EXERCISE: Quote every line below exactly and skip any picture.
— START OF SOURCE MATERIAL —
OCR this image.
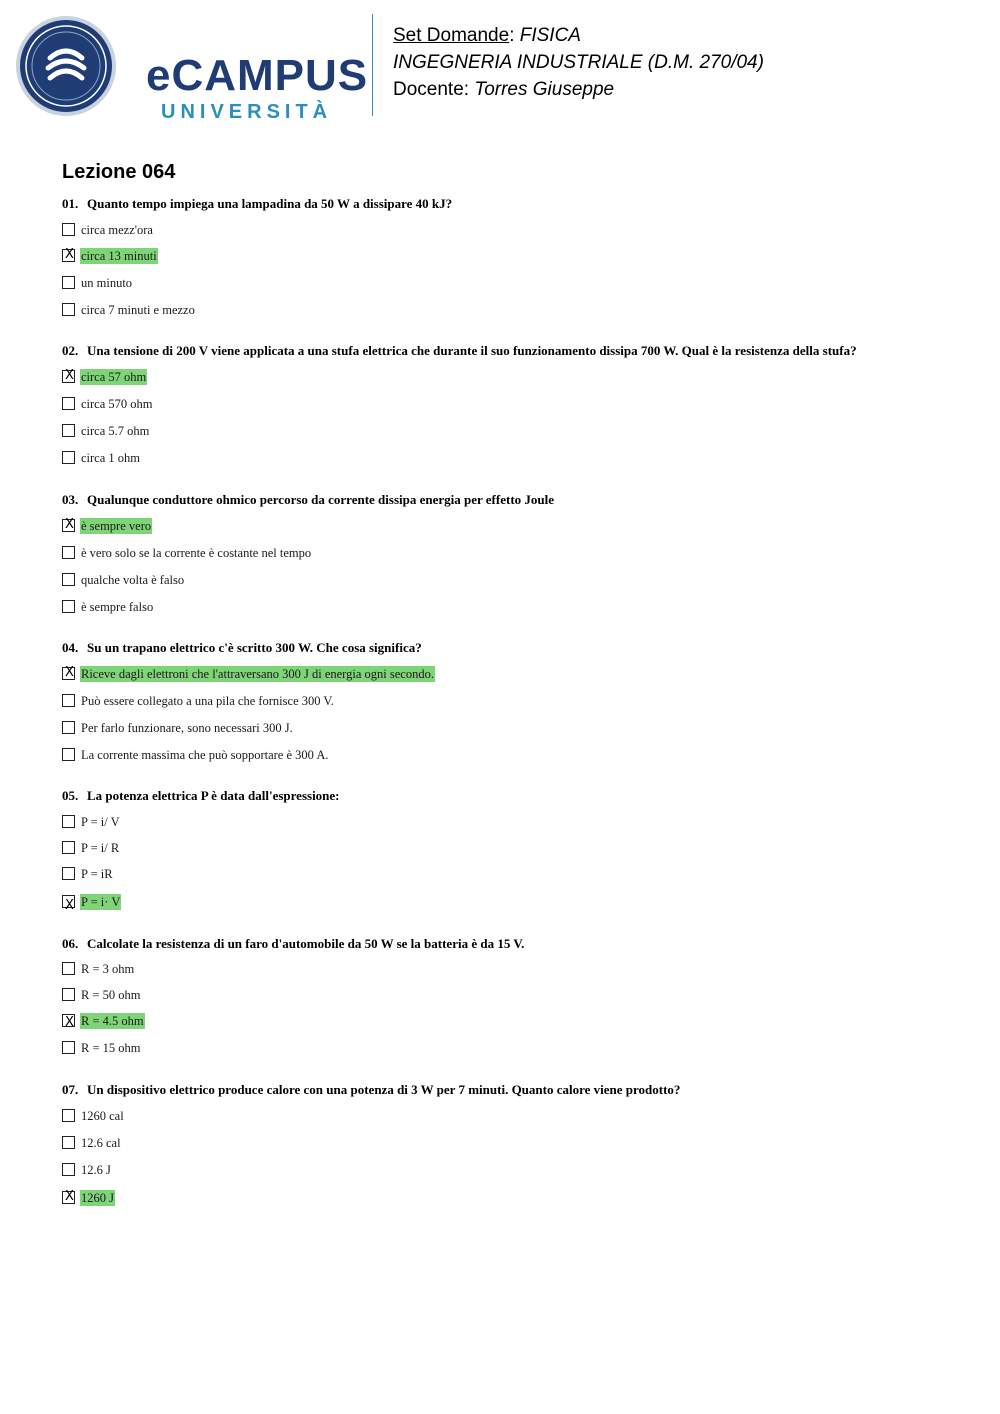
eCAMPUS
UNIVERSITÀ
Set Domande: FISICA
INGEGNERIA INDUSTRIALE (D.M. 270/04)
Docente: Torres Giuseppe
Lezione 064
01. Quanto tempo impiega una lampadina da 50 W a dissipare 40 kJ?
circa mezz'ora
X circa 13 minuti
un minuto
circa 7 minuti e mezzo
02. Una tensione di 200 V viene applicata a una stufa elettrica che durante il suo funzionamento dissipa 700 W. Qual è la resistenza della stufa?
X circa 57 ohm
circa 570 ohm
circa 5.7 ohm
circa 1 ohm
03. Qualunque conduttore ohmico percorso da corrente dissipa energia per effetto Joule
X è sempre vero
è vero solo se la corrente è costante nel tempo
qualche volta è falso
è sempre falso
04. Su un trapano elettrico c'è scritto 300 W. Che cosa significa?
X Riceve dagli elettroni che l'attraversano 300 J di energia ogni secondo.
Può essere collegato a una pila che fornisce 300 V.
Per farlo funzionare, sono necessari 300 J.
La corrente massima che può sopportare è 300 A.
05. La potenza elettrica P è data dall'espressione:
P = i/ V
P = i/ R
P = iR
X P = i· V
06. Calcolate la resistenza di un faro d'automobile da 50 W se la batteria è da 15 V.
R = 3 ohm
R = 50 ohm
X R = 4.5 ohm
R = 15 ohm
07. Un dispositivo elettrico produce calore con una potenza di 3 W per 7 minuti. Quanto calore viene prodotto?
1260 cal
12.6 cal
12.6 J
X 1260 J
— END OF SOURCE MATERIAL —
RESPONSE TO THIS TASK:
OCR this image.
eCAMPUS
UNIVERSITÀ
Set Domande: FISICA
INGEGNERIA INDUSTRIALE (D.M. 270/04)
Docente: Torres Giuseppe
Lezione 064
01. Quanto tempo impiega una lampadina da 50 W a dissipare 40 kJ?
circa mezz'ora
X circa 13 minuti
un minuto
circa 7 minuti e mezzo
02. Una tensione di 200 V viene applicata a una stufa elettrica che durante il suo funzionamento dissipa 700 W. Qual è la resistenza della stufa?
X circa 57 ohm
circa 570 ohm
circa 5.7 ohm
circa 1 ohm
03. Qualunque conduttore ohmico percorso da corrente dissipa energia per effetto Joule
X è sempre vero
è vero solo se la corrente è costante nel tempo
qualche volta è falso
è sempre falso
04. Su un trapano elettrico c'è scritto 300 W. Che cosa significa?
X Riceve dagli elettroni che l'attraversano 300 J di energia ogni secondo.
Può essere collegato a una pila che fornisce 300 V.
Per farlo funzionare, sono necessari 300 J.
La corrente massima che può sopportare è 300 A.
05. La potenza elettrica P è data dall'espressione:
P = i/ V
P = i/ R
P = iR
X P = i· V
06. Calcolate la resistenza di un faro d'automobile da 50 W se la batteria è da 15 V.
R = 3 ohm
R = 50 ohm
X R = 4.5 ohm
R = 15 ohm
07. Un dispositivo elettrico produce calore con una potenza di 3 W per 7 minuti. Quanto calore viene prodotto?
1260 cal
12.6 cal
12.6 J
X 1260 J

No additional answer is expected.